[Extracted data entries]

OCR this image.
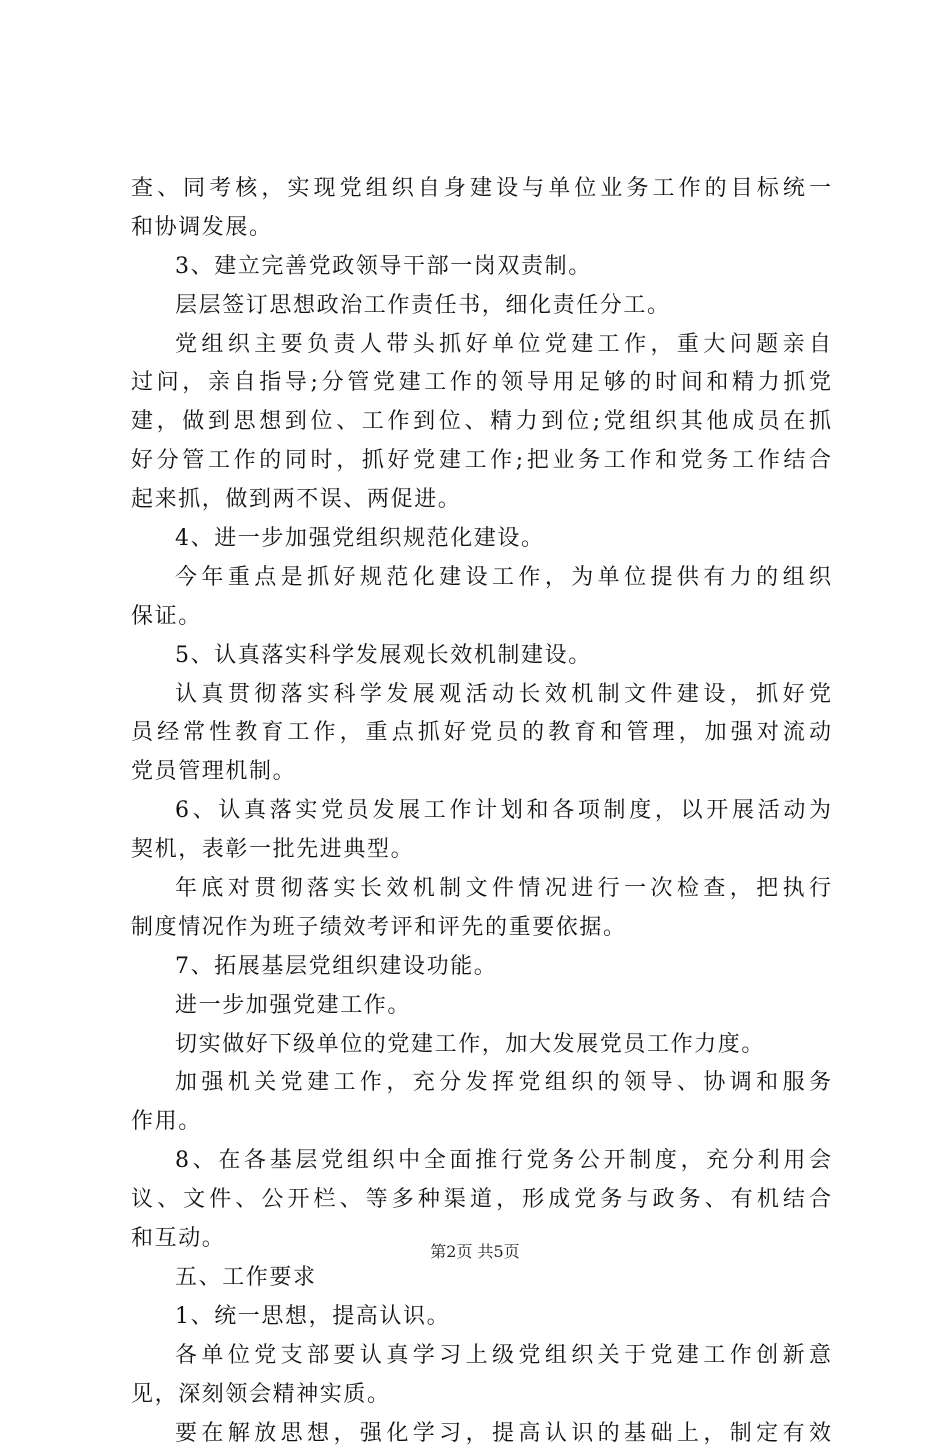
查、同考核，实现党组织自身建设与单位业务工作的目标统一
和协调发展。
3、建立完善党政领导干部一岗双责制。
层层签订思想政治工作责任书，细化责任分工。
党组织主要负责人带头抓好单位党建工作，重大问题亲自
过问，亲自指导;分管党建工作的领导用足够的时间和精力抓党
建，做到思想到位、工作到位、精力到位;党组织其他成员在抓
好分管工作的同时，抓好党建工作;把业务工作和党务工作结合
起来抓，做到两不误、两促进。
4、进一步加强党组织规范化建设。
今年重点是抓好规范化建设工作，为单位提供有力的组织
保证。
5、认真落实科学发展观长效机制建设。
认真贯彻落实科学发展观活动长效机制文件建设，抓好党
员经常性教育工作，重点抓好党员的教育和管理，加强对流动
党员管理机制。
6、认真落实党员发展工作计划和各项制度，以开展活动为
契机，表彰一批先进典型。
年底对贯彻落实长效机制文件情况进行一次检查，把执行
制度情况作为班子绩效考评和评先的重要依据。
7、拓展基层党组织建设功能。
进一步加强党建工作。
切实做好下级单位的党建工作，加大发展党员工作力度。
加强机关党建工作，充分发挥党组织的领导、协调和服务
作用。
8、在各基层党组织中全面推行党务公开制度，充分利用会
议、文件、公开栏、等多种渠道，形成党务与政务、有机结合
和互动。
五、工作要求
1、统一思想，提高认识。
各单位党支部要认真学习上级党组织关于党建工作创新意
见，深刻领会精神实质。
要在解放思想，强化学习，提高认识的基础上，制定有效
第2页 共5页
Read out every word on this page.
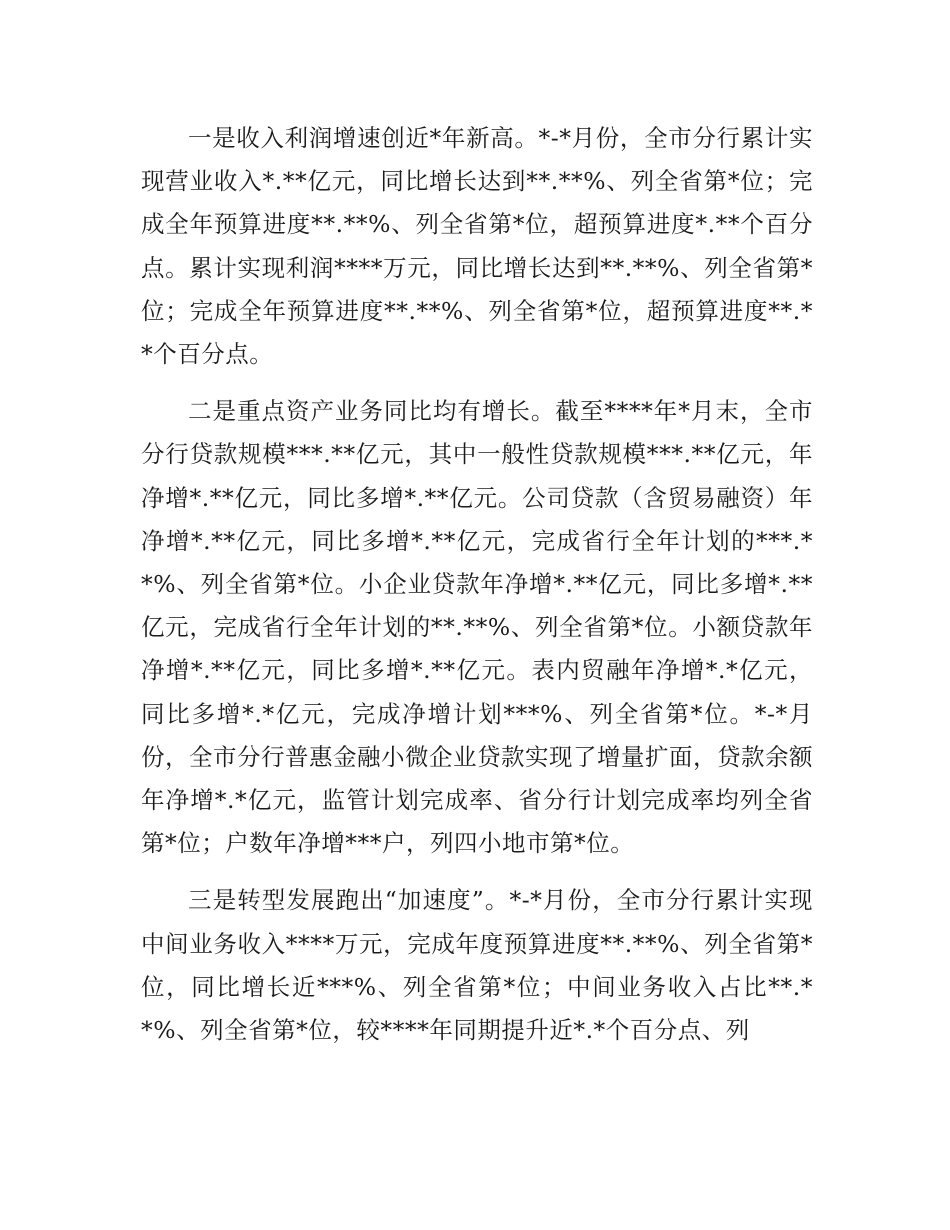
一是收入利润增速创近*年新高。*-*月份，全市分行累计实现营业收入*.**亿元，同比增长达到**.**%、列全省第*位；完成全年预算进度**.**%、列全省第*位，超预算进度*.**个百分点。累计实现利润****万元，同比增长达到**.**%、列全省第*位；完成全年预算进度**.**%、列全省第*位，超预算进度**.**个百分点。

二是重点资产业务同比均有增长。截至****年*月末，全市分行贷款规模***.**亿元，其中一般性贷款规模***.**亿元，年净增*.**亿元，同比多增*.**亿元。公司贷款（含贸易融资）年净增*.**亿元，同比多增*.**亿元，完成省行全年计划的***.**%、列全省第*位。小企业贷款年净增*.**亿元，同比多增*.**亿元，完成省行全年计划的**.**%、列全省第*位。小额贷款年净增*.**亿元，同比多增*.**亿元。表内贸融年净增*.*亿元，同比多增*.*亿元，完成净增计划***%、列全省第*位。*-*月份，全市分行普惠金融小微企业贷款实现了增量扩面，贷款余额年净增*.*亿元，监管计划完成率、省分行计划完成率均列全省第*位；户数年净增***户，列四小地市第*位。

三是转型发展跑出“加速度”。*-*月份，全市分行累计实现中间业务收入****万元，完成年度预算进度**.**%、列全省第*位，同比增长近***%、列全省第*位；中间业务收入占比**.**%、列全省第*位，较****年同期提升近*.*个百分点、列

**Do this**
Using the data above, print every line exactly, omitting pictures.

**Written reply**
OCR this image.
查、同考核，实现党组织自身建设与单位业务工作的目标统一
和协调发展。
3、建立完善党政领导干部一岗双责制。
层层签订思想政治工作责任书，细化责任分工。
党组织主要负责人带头抓好单位党建工作，重大问题亲自
过问，亲自指导;分管党建工作的领导用足够的时间和精力抓党
建，做到思想到位、工作到位、精力到位;党组织其他成员在抓
好分管工作的同时，抓好党建工作;把业务工作和党务工作结合
起来抓，做到两不误、两促进。
4、进一步加强党组织规范化建设。
今年重点是抓好规范化建设工作，为单位提供有力的组织
保证。
5、认真落实科学发展观长效机制建设。
认真贯彻落实科学发展观活动长效机制文件建设，抓好党
员经常性教育工作，重点抓好党员的教育和管理，加强对流动
党员管理机制。
6、认真落实党员发展工作计划和各项制度，以开展活动为
契机，表彰一批先进典型。
年底对贯彻落实长效机制文件情况进行一次检查，把执行
制度情况作为班子绩效考评和评先的重要依据。
7、拓展基层党组织建设功能。
进一步加强党建工作。
切实做好下级单位的党建工作，加大发展党员工作力度。
加强机关党建工作，充分发挥党组织的领导、协调和服务
作用。
8、在各基层党组织中全面推行党务公开制度，充分利用会
议、文件、公开栏、等多种渠道，形成党务与政务、有机结合
和互动。
五、工作要求
1、统一思想，提高认识。
各单位党支部要认真学习上级党组织关于党建工作创新意
见，深刻领会精神实质。
要在解放思想，强化学习，提高认识的基础上，制定有效
第2页 共5页
Read out every word on this page.
一是收入利润增速创近*年新高。*-*月份，全市分行累计实现营业收入*.**亿元，同比增长达到**.**%、列全省第*位；完成全年预算进度**.**%、列全省第*位，超预算进度*.**个百分点。累计实现利润****万元，同比增长达到**.**%、列全省第*位；完成全年预算进度**.**%、列全省第*位，超预算进度**.**个百分点。

二是重点资产业务同比均有增长。截至****年*月末，全市分行贷款规模***.**亿元，其中一般性贷款规模***.**亿元，年净增*.**亿元，同比多增*.**亿元。公司贷款（含贸易融资）年净增*.**亿元，同比多增*.**亿元，完成省行全年计划的***.**%、列全省第*位。小企业贷款年净增*.**亿元，同比多增*.**亿元，完成省行全年计划的**.**%、列全省第*位。小额贷款年净增*.**亿元，同比多增*.**亿元。表内贸融年净增*.*亿元，同比多增*.*亿元，完成净增计划***%、列全省第*位。*-*月份，全市分行普惠金融小微企业贷款实现了增量扩面，贷款余额年净增*.*亿元，监管计划完成率、省分行计划完成率均列全省第*位；户数年净增***户，列四小地市第*位。

三是转型发展跑出“加速度”。*-*月份，全市分行累计实现中间业务收入****万元，完成年度预算进度**.**%、列全省第*位，同比增长近***%、列全省第*位；中间业务收入占比**.**%、列全省第*位，较****年同期提升近*.*个百分点、列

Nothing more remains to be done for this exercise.